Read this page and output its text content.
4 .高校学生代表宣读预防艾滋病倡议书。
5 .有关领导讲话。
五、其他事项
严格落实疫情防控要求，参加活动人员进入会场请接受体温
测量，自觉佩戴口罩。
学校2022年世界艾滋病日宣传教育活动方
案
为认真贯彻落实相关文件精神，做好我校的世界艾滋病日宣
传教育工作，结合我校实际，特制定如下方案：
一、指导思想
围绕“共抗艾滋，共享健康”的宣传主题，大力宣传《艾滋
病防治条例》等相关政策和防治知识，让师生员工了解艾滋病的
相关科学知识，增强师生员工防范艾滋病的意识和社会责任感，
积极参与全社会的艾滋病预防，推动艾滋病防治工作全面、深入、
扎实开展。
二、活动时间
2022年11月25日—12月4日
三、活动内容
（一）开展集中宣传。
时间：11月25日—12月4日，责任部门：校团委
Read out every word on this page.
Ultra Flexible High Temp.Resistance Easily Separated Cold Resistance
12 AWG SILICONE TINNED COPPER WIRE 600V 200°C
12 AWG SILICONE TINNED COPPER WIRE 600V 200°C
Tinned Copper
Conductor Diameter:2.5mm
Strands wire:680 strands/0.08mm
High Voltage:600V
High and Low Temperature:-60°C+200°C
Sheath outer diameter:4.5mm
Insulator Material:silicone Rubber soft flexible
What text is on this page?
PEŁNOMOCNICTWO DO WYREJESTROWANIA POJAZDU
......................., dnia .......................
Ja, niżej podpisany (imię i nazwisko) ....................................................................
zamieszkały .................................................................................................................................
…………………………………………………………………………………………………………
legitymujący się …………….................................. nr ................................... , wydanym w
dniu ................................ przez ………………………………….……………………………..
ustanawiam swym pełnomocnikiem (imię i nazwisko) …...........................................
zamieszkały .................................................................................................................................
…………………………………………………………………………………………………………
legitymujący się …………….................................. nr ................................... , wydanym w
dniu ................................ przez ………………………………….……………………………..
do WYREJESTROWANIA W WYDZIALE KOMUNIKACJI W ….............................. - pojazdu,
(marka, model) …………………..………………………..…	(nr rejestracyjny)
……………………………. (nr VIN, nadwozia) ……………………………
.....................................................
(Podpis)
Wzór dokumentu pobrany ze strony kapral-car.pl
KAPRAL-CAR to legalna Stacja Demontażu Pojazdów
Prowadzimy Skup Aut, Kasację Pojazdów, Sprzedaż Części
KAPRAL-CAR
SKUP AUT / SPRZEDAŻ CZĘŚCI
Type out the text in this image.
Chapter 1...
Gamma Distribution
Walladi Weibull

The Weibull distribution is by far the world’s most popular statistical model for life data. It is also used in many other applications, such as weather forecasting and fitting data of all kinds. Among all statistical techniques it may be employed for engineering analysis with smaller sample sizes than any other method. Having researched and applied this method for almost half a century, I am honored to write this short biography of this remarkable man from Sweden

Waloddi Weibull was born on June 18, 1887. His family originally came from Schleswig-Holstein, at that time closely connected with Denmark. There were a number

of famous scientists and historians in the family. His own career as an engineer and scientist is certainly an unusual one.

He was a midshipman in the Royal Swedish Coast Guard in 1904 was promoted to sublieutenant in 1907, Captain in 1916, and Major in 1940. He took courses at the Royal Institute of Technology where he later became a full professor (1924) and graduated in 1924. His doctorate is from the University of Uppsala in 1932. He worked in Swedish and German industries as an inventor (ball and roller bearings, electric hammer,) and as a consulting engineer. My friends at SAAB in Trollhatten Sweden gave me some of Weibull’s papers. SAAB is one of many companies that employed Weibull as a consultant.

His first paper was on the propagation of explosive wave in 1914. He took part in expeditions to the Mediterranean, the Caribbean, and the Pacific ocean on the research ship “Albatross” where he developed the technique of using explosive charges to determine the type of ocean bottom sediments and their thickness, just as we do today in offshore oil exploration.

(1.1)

::::::::

_Directions for this task_. Using the entries above, please restate each one word for word.

_Completed exercise_.
Read this page and output its text content.
4 .高校学生代表宣读预防艾滋病倡议书。
5 .有关领导讲话。
五、其他事项
严格落实疫情防控要求，参加活动人员进入会场请接受体温
测量，自觉佩戴口罩。
学校2022年世界艾滋病日宣传教育活动方
案
为认真贯彻落实相关文件精神，做好我校的世界艾滋病日宣
传教育工作，结合我校实际，特制定如下方案：
一、指导思想
围绕“共抗艾滋，共享健康”的宣传主题，大力宣传《艾滋
病防治条例》等相关政策和防治知识，让师生员工了解艾滋病的
相关科学知识，增强师生员工防范艾滋病的意识和社会责任感，
积极参与全社会的艾滋病预防，推动艾滋病防治工作全面、深入、
扎实开展。
二、活动时间
2022年11月25日—12月4日
三、活动内容
（一）开展集中宣传。
时间：11月25日—12月4日，责任部门：校团委
Read out every word on this page.
Ultra Flexible High Temp.Resistance Easily Separated Cold Resistance
12 AWG SILICONE TINNED COPPER WIRE 600V 200°C
12 AWG SILICONE TINNED COPPER WIRE 600V 200°C
Tinned Copper
Conductor Diameter:2.5mm
Strands wire:680 strands/0.08mm
High Voltage:600V
High and Low Temperature:-60°C+200°C
Sheath outer diameter:4.5mm
Insulator Material:silicone Rubber soft flexible
What text is on this page?
PEŁNOMOCNICTWO DO WYREJESTROWANIA POJAZDU
......................., dnia .......................
Ja, niżej podpisany (imię i nazwisko) ....................................................................
zamieszkały .................................................................................................................................
…………………………………………………………………………………………………………
legitymujący się …………….................................. nr ................................... , wydanym w
dniu ................................ przez ………………………………….……………………………..
ustanawiam swym pełnomocnikiem (imię i nazwisko) …...........................................
zamieszkały .................................................................................................................................
…………………………………………………………………………………………………………
legitymujący się …………….................................. nr ................................... , wydanym w
dniu ................................ przez ………………………………….……………………………..
do WYREJESTROWANIA W WYDZIALE KOMUNIKACJI W ….............................. - pojazdu,
(marka, model) …………………..………………………..…	(nr rejestracyjny)
……………………………. (nr VIN, nadwozia) ……………………………
.....................................................
(Podpis)
Wzór dokumentu pobrany ze strony kapral-car.pl
KAPRAL-CAR to legalna Stacja Demontażu Pojazdów
Prowadzimy Skup Aut, Kasację Pojazdów, Sprzedaż Części
KAPRAL-CAR
SKUP AUT / SPRZEDAŻ CZĘŚCI
Type out the text in this image.
Chapter 1...
Gamma Distribution
Walladi Weibull

The Weibull distribution is by far the world’s most popular statistical model for life data. It is also used in many other applications, such as weather forecasting and fitting data of all kinds. Among all statistical techniques it may be employed for engineering analysis with smaller sample sizes than any other method. Having researched and applied this method for almost half a century, I am honored to write this short biography of this remarkable man from Sweden

Waloddi Weibull was born on June 18, 1887. His family originally came from Schleswig-Holstein, at that time closely connected with Denmark. There were a number

of famous scientists and historians in the family. His own career as an engineer and scientist is certainly an unusual one.

He was a midshipman in the Royal Swedish Coast Guard in 1904 was promoted to sublieutenant in 1907, Captain in 1916, and Major in 1940. He took courses at the Royal Institute of Technology where he later became a full professor (1924) and graduated in 1924. His doctorate is from the University of Uppsala in 1932. He worked in Swedish and German industries as an inventor (ball and roller bearings, electric hammer,) and as a consulting engineer. My friends at SAAB in Trollhatten Sweden gave me some of Weibull’s papers. SAAB is one of many companies that employed Weibull as a consultant.

His first paper was on the propagation of explosive wave in 1914. He took part in expeditions to the Mediterranean, the Caribbean, and the Pacific ocean on the research ship “Albatross” where he developed the technique of using explosive charges to determine the type of ocean bottom sediments and their thickness, just as we do today in offshore oil exploration.

(1.1)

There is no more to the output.